[Stored data]
** START **

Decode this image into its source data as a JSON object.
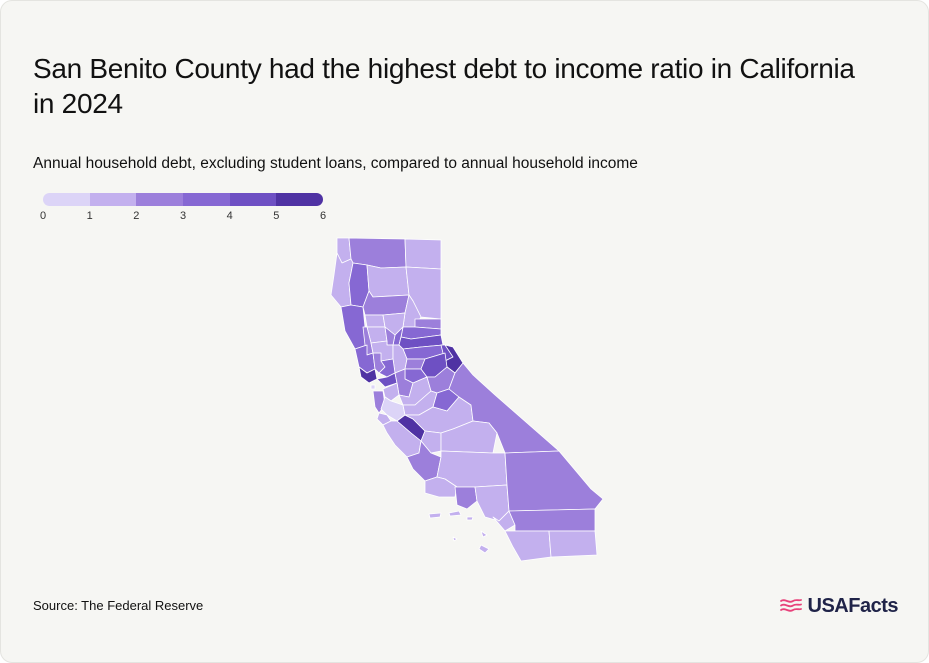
{
  "header": {
    "title": "San Benito County had the highest debt to income ratio in California in 2024",
    "subtitle": "Annual household debt, excluding student loans, compared to annual household income"
  },
  "legend": {
    "ticks": [
      "0",
      "1",
      "2",
      "3",
      "4",
      "5",
      "6"
    ],
    "colors": [
      "#dcd4f7",
      "#c3b0ee",
      "#9c7fdb",
      "#8668d3",
      "#6e50c3",
      "#4f32a3"
    ]
  },
  "map_data": {
    "type": "choropleth",
    "region": "California counties",
    "highlight": "San Benito County"
  },
  "footer": {
    "source": "Source: The Federal Reserve",
    "brand": "USAFacts",
    "brand_color": "#e8417a"
  }
}
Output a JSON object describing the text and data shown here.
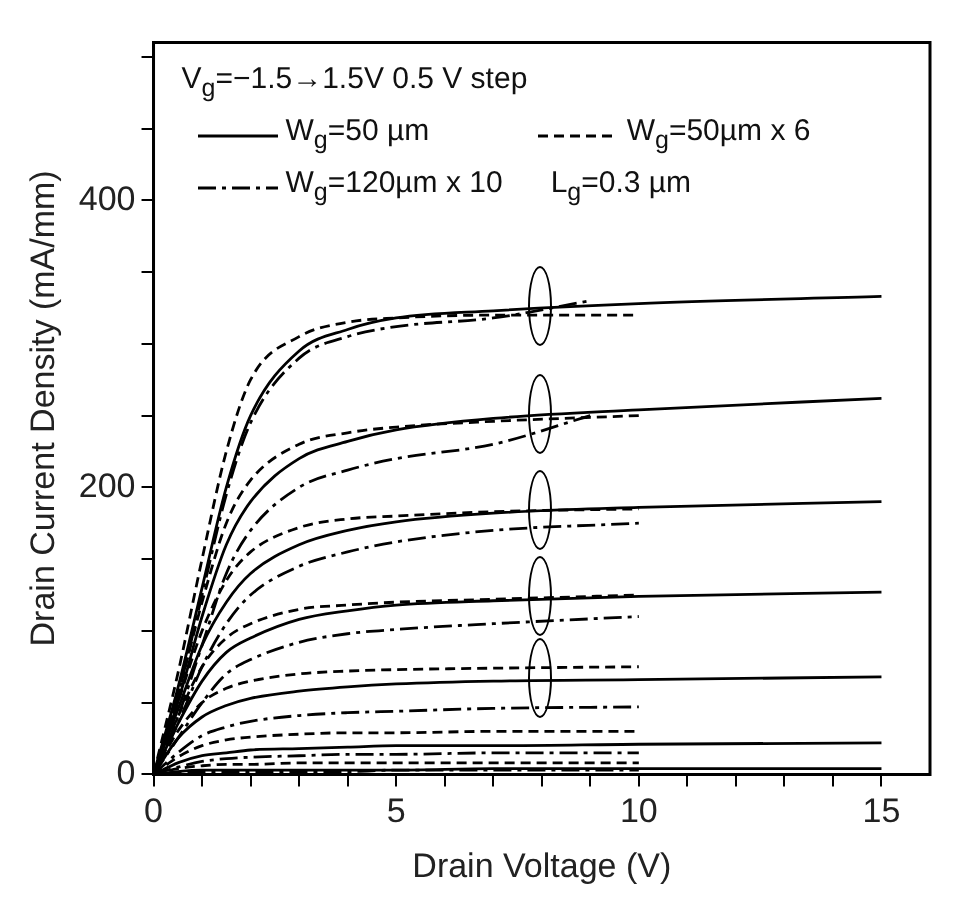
{
  "chart_data": {
    "type": "line",
    "xlabel": "Drain Voltage (V)",
    "ylabel": "Drain Current Density (mA/mm)",
    "annotations": [
      "V$_{g}$=−1.5→1.5V  0.5 V step",
      "L$_{g}$=0.3 µm"
    ],
    "x": [
      0,
      0.5,
      1,
      1.5,
      2,
      3,
      4,
      5,
      7,
      10,
      15
    ],
    "xlim": [
      0,
      16
    ],
    "xticks": [
      0,
      {
        "value": 1,
        "label": null
      },
      {
        "value": 2,
        "label": null
      },
      {
        "value": 3,
        "label": null
      },
      {
        "value": 4,
        "label": null
      },
      5,
      {
        "value": 6,
        "label": null
      },
      {
        "value": 7,
        "label": null
      },
      {
        "value": 8,
        "label": null
      },
      {
        "value": 9,
        "label": null
      },
      10,
      {
        "value": 11,
        "label": null
      },
      {
        "value": 12,
        "label": null
      },
      {
        "value": 13,
        "label": null
      },
      {
        "value": 14,
        "label": null
      },
      15
    ],
    "ylim": [
      0,
      510
    ],
    "yticks": [
      0,
      {
        "value": 50,
        "label": null
      },
      {
        "value": 100,
        "label": null
      },
      {
        "value": 150,
        "label": null
      },
      200,
      {
        "value": 250,
        "label": null
      },
      {
        "value": 300,
        "label": null
      },
      {
        "value": 350,
        "label": null
      },
      400,
      {
        "value": 450,
        "label": null
      },
      {
        "value": 500,
        "label": null
      }
    ],
    "grid": false,
    "legend": "top left",
    "marker": "none",
    "series": [
      {
        "name": "W$_{g}$=50 µm",
        "color": "#000000",
        "line_style": "solid",
        "values": [
          0,
          60,
          130,
          200,
          250,
          295,
          310,
          318,
          323,
          328,
          333
        ]
      },
      {
        "color": "#000000",
        "line_style": "solid",
        "values": [
          0,
          50,
          110,
          160,
          190,
          220,
          232,
          240,
          248,
          254,
          262
        ]
      },
      {
        "color": "#000000",
        "line_style": "solid",
        "values": [
          0,
          45,
          90,
          120,
          140,
          160,
          170,
          176,
          182,
          186,
          190
        ]
      },
      {
        "color": "#000000",
        "line_style": "solid",
        "values": [
          0,
          35,
          65,
          85,
          95,
          108,
          114,
          118,
          121,
          124,
          127
        ]
      },
      {
        "color": "#000000",
        "line_style": "solid",
        "values": [
          0,
          25,
          40,
          48,
          53,
          58,
          61,
          63,
          65,
          66,
          68
        ]
      },
      {
        "color": "#000000",
        "line_style": "solid",
        "values": [
          0,
          8,
          13,
          15,
          17,
          18,
          19,
          20,
          20,
          21,
          22
        ]
      },
      {
        "color": "#000000",
        "line_style": "solid",
        "values": [
          0,
          2,
          3,
          3,
          3,
          3,
          3,
          3,
          4,
          4,
          4
        ]
      },
      {
        "name": "W$_{g}$=50µm x 6",
        "color": "#000000",
        "line_style": "dashed",
        "x": [
          0,
          0.5,
          1,
          1.5,
          2,
          3,
          4,
          5,
          7,
          10
        ],
        "values": [
          0,
          70,
          150,
          225,
          275,
          305,
          315,
          318,
          320,
          320
        ]
      },
      {
        "color": "#000000",
        "line_style": "dashed",
        "x": [
          0,
          0.5,
          1,
          1.5,
          2,
          3,
          4,
          5,
          7,
          10
        ],
        "values": [
          0,
          55,
          120,
          175,
          205,
          230,
          238,
          242,
          246,
          250
        ]
      },
      {
        "color": "#000000",
        "line_style": "dashed",
        "x": [
          0,
          0.5,
          1,
          1.5,
          2,
          3,
          4,
          5,
          7,
          10
        ],
        "values": [
          0,
          50,
          100,
          135,
          155,
          172,
          178,
          180,
          183,
          185
        ]
      },
      {
        "color": "#000000",
        "line_style": "dashed",
        "x": [
          0,
          0.5,
          1,
          1.5,
          2,
          3,
          4,
          5,
          7,
          10
        ],
        "values": [
          0,
          40,
          75,
          95,
          105,
          115,
          118,
          120,
          122,
          125
        ]
      },
      {
        "color": "#000000",
        "line_style": "dashed",
        "x": [
          0,
          0.5,
          1,
          1.5,
          2,
          3,
          4,
          5,
          7,
          10
        ],
        "values": [
          0,
          30,
          50,
          60,
          65,
          70,
          72,
          73,
          74,
          75
        ]
      },
      {
        "color": "#000000",
        "line_style": "dashed",
        "x": [
          0,
          0.5,
          1,
          1.5,
          2,
          3,
          4,
          5,
          7,
          10
        ],
        "values": [
          0,
          12,
          20,
          24,
          26,
          28,
          29,
          29,
          30,
          30
        ]
      },
      {
        "color": "#000000",
        "line_style": "dashed",
        "x": [
          0,
          0.5,
          1,
          1.5,
          2,
          3,
          4,
          5,
          7,
          10
        ],
        "values": [
          0,
          4,
          6,
          7,
          7,
          8,
          8,
          8,
          8,
          8
        ]
      },
      {
        "name": "W$_{g}$=120µm x 10",
        "color": "#000000",
        "line_style": "dashdot",
        "x": [
          0,
          0.5,
          1,
          1.5,
          2,
          3,
          4,
          5,
          7,
          9
        ],
        "values": [
          0,
          55,
          125,
          195,
          245,
          290,
          305,
          312,
          318,
          330
        ]
      },
      {
        "color": "#000000",
        "line_style": "dashdot",
        "x": [
          0,
          0.5,
          1,
          1.5,
          2,
          3,
          4,
          5,
          7,
          9
        ],
        "values": [
          0,
          40,
          90,
          140,
          170,
          200,
          212,
          220,
          230,
          250
        ]
      },
      {
        "color": "#000000",
        "line_style": "dashdot",
        "x": [
          0,
          0.5,
          1,
          1.5,
          2,
          3,
          4,
          5,
          7,
          10
        ],
        "values": [
          0,
          35,
          75,
          105,
          125,
          145,
          155,
          162,
          170,
          175
        ]
      },
      {
        "color": "#000000",
        "line_style": "dashdot",
        "x": [
          0,
          0.5,
          1,
          1.5,
          2,
          3,
          4,
          5,
          7,
          10
        ],
        "values": [
          0,
          25,
          50,
          70,
          80,
          92,
          98,
          101,
          105,
          110
        ]
      },
      {
        "color": "#000000",
        "line_style": "dashdot",
        "x": [
          0,
          0.5,
          1,
          1.5,
          2,
          3,
          4,
          5,
          7,
          10
        ],
        "values": [
          0,
          15,
          27,
          33,
          37,
          41,
          43,
          44,
          46,
          47
        ]
      },
      {
        "color": "#000000",
        "line_style": "dashdot",
        "x": [
          0,
          0.5,
          1,
          1.5,
          2,
          3,
          4,
          5,
          7,
          10
        ],
        "values": [
          0,
          5,
          9,
          11,
          12,
          13,
          14,
          14,
          15,
          15
        ]
      },
      {
        "color": "#000000",
        "line_style": "dashdot",
        "x": [
          0,
          0.5,
          1,
          1.5,
          2,
          3,
          4,
          5,
          7,
          10
        ],
        "values": [
          0,
          1,
          2,
          2,
          2,
          2,
          2,
          3,
          3,
          3
        ]
      }
    ]
  }
}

** END **

• Given instruction:
Omit the images and transcribe all of the records above word for word.

• Finished answer:
Decode this image into its source data as a JSON object.
{
  "header": {
    "title": "San Benito County had the highest debt to income ratio in California in 2024",
    "subtitle": "Annual household debt, excluding student loans, compared to annual household income"
  },
  "legend": {
    "ticks": [
      "0",
      "1",
      "2",
      "3",
      "4",
      "5",
      "6"
    ],
    "colors": [
      "#dcd4f7",
      "#c3b0ee",
      "#9c7fdb",
      "#8668d3",
      "#6e50c3",
      "#4f32a3"
    ]
  },
  "map_data": {
    "type": "choropleth",
    "region": "California counties",
    "highlight": "San Benito County"
  },
  "footer": {
    "source": "Source: The Federal Reserve",
    "brand": "USAFacts",
    "brand_color": "#e8417a"
  }
}
Output a JSON object describing the text and data shown here.
{
  "chart_data": {
    "type": "line",
    "xlabel": "Drain Voltage (V)",
    "ylabel": "Drain Current Density (mA/mm)",
    "annotations": [
      "V$_{g}$=−1.5→1.5V  0.5 V step",
      "L$_{g}$=0.3 µm"
    ],
    "x": [
      0,
      0.5,
      1,
      1.5,
      2,
      3,
      4,
      5,
      7,
      10,
      15
    ],
    "xlim": [
      0,
      16
    ],
    "xticks": [
      0,
      {
        "value": 1,
        "label": null
      },
      {
        "value": 2,
        "label": null
      },
      {
        "value": 3,
        "label": null
      },
      {
        "value": 4,
        "label": null
      },
      5,
      {
        "value": 6,
        "label": null
      },
      {
        "value": 7,
        "label": null
      },
      {
        "value": 8,
        "label": null
      },
      {
        "value": 9,
        "label": null
      },
      10,
      {
        "value": 11,
        "label": null
      },
      {
        "value": 12,
        "label": null
      },
      {
        "value": 13,
        "label": null
      },
      {
        "value": 14,
        "label": null
      },
      15
    ],
    "ylim": [
      0,
      510
    ],
    "yticks": [
      0,
      {
        "value": 50,
        "label": null
      },
      {
        "value": 100,
        "label": null
      },
      {
        "value": 150,
        "label": null
      },
      200,
      {
        "value": 250,
        "label": null
      },
      {
        "value": 300,
        "label": null
      },
      {
        "value": 350,
        "label": null
      },
      400,
      {
        "value": 450,
        "label": null
      },
      {
        "value": 500,
        "label": null
      }
    ],
    "grid": false,
    "legend": "top left",
    "marker": "none",
    "series": [
      {
        "name": "W$_{g}$=50 µm",
        "color": "#000000",
        "line_style": "solid",
        "values": [
          0,
          60,
          130,
          200,
          250,
          295,
          310,
          318,
          323,
          328,
          333
        ]
      },
      {
        "color": "#000000",
        "line_style": "solid",
        "values": [
          0,
          50,
          110,
          160,
          190,
          220,
          232,
          240,
          248,
          254,
          262
        ]
      },
      {
        "color": "#000000",
        "line_style": "solid",
        "values": [
          0,
          45,
          90,
          120,
          140,
          160,
          170,
          176,
          182,
          186,
          190
        ]
      },
      {
        "color": "#000000",
        "line_style": "solid",
        "values": [
          0,
          35,
          65,
          85,
          95,
          108,
          114,
          118,
          121,
          124,
          127
        ]
      },
      {
        "color": "#000000",
        "line_style": "solid",
        "values": [
          0,
          25,
          40,
          48,
          53,
          58,
          61,
          63,
          65,
          66,
          68
        ]
      },
      {
        "color": "#000000",
        "line_style": "solid",
        "values": [
          0,
          8,
          13,
          15,
          17,
          18,
          19,
          20,
          20,
          21,
          22
        ]
      },
      {
        "color": "#000000",
        "line_style": "solid",
        "values": [
          0,
          2,
          3,
          3,
          3,
          3,
          3,
          3,
          4,
          4,
          4
        ]
      },
      {
        "name": "W$_{g}$=50µm x 6",
        "color": "#000000",
        "line_style": "dashed",
        "x": [
          0,
          0.5,
          1,
          1.5,
          2,
          3,
          4,
          5,
          7,
          10
        ],
        "values": [
          0,
          70,
          150,
          225,
          275,
          305,
          315,
          318,
          320,
          320
        ]
      },
      {
        "color": "#000000",
        "line_style": "dashed",
        "x": [
          0,
          0.5,
          1,
          1.5,
          2,
          3,
          4,
          5,
          7,
          10
        ],
        "values": [
          0,
          55,
          120,
          175,
          205,
          230,
          238,
          242,
          246,
          250
        ]
      },
      {
        "color": "#000000",
        "line_style": "dashed",
        "x": [
          0,
          0.5,
          1,
          1.5,
          2,
          3,
          4,
          5,
          7,
          10
        ],
        "values": [
          0,
          50,
          100,
          135,
          155,
          172,
          178,
          180,
          183,
          185
        ]
      },
      {
        "color": "#000000",
        "line_style": "dashed",
        "x": [
          0,
          0.5,
          1,
          1.5,
          2,
          3,
          4,
          5,
          7,
          10
        ],
        "values": [
          0,
          40,
          75,
          95,
          105,
          115,
          118,
          120,
          122,
          125
        ]
      },
      {
        "color": "#000000",
        "line_style": "dashed",
        "x": [
          0,
          0.5,
          1,
          1.5,
          2,
          3,
          4,
          5,
          7,
          10
        ],
        "values": [
          0,
          30,
          50,
          60,
          65,
          70,
          72,
          73,
          74,
          75
        ]
      },
      {
        "color": "#000000",
        "line_style": "dashed",
        "x": [
          0,
          0.5,
          1,
          1.5,
          2,
          3,
          4,
          5,
          7,
          10
        ],
        "values": [
          0,
          12,
          20,
          24,
          26,
          28,
          29,
          29,
          30,
          30
        ]
      },
      {
        "color": "#000000",
        "line_style": "dashed",
        "x": [
          0,
          0.5,
          1,
          1.5,
          2,
          3,
          4,
          5,
          7,
          10
        ],
        "values": [
          0,
          4,
          6,
          7,
          7,
          8,
          8,
          8,
          8,
          8
        ]
      },
      {
        "name": "W$_{g}$=120µm x 10",
        "color": "#000000",
        "line_style": "dashdot",
        "x": [
          0,
          0.5,
          1,
          1.5,
          2,
          3,
          4,
          5,
          7,
          9
        ],
        "values": [
          0,
          55,
          125,
          195,
          245,
          290,
          305,
          312,
          318,
          330
        ]
      },
      {
        "color": "#000000",
        "line_style": "dashdot",
        "x": [
          0,
          0.5,
          1,
          1.5,
          2,
          3,
          4,
          5,
          7,
          9
        ],
        "values": [
          0,
          40,
          90,
          140,
          170,
          200,
          212,
          220,
          230,
          250
        ]
      },
      {
        "color": "#000000",
        "line_style": "dashdot",
        "x": [
          0,
          0.5,
          1,
          1.5,
          2,
          3,
          4,
          5,
          7,
          10
        ],
        "values": [
          0,
          35,
          75,
          105,
          125,
          145,
          155,
          162,
          170,
          175
        ]
      },
      {
        "color": "#000000",
        "line_style": "dashdot",
        "x": [
          0,
          0.5,
          1,
          1.5,
          2,
          3,
          4,
          5,
          7,
          10
        ],
        "values": [
          0,
          25,
          50,
          70,
          80,
          92,
          98,
          101,
          105,
          110
        ]
      },
      {
        "color": "#000000",
        "line_style": "dashdot",
        "x": [
          0,
          0.5,
          1,
          1.5,
          2,
          3,
          4,
          5,
          7,
          10
        ],
        "values": [
          0,
          15,
          27,
          33,
          37,
          41,
          43,
          44,
          46,
          47
        ]
      },
      {
        "color": "#000000",
        "line_style": "dashdot",
        "x": [
          0,
          0.5,
          1,
          1.5,
          2,
          3,
          4,
          5,
          7,
          10
        ],
        "values": [
          0,
          5,
          9,
          11,
          12,
          13,
          14,
          14,
          15,
          15
        ]
      },
      {
        "color": "#000000",
        "line_style": "dashdot",
        "x": [
          0,
          0.5,
          1,
          1.5,
          2,
          3,
          4,
          5,
          7,
          10
        ],
        "values": [
          0,
          1,
          2,
          2,
          2,
          2,
          2,
          3,
          3,
          3
        ]
      }
    ]
  }
}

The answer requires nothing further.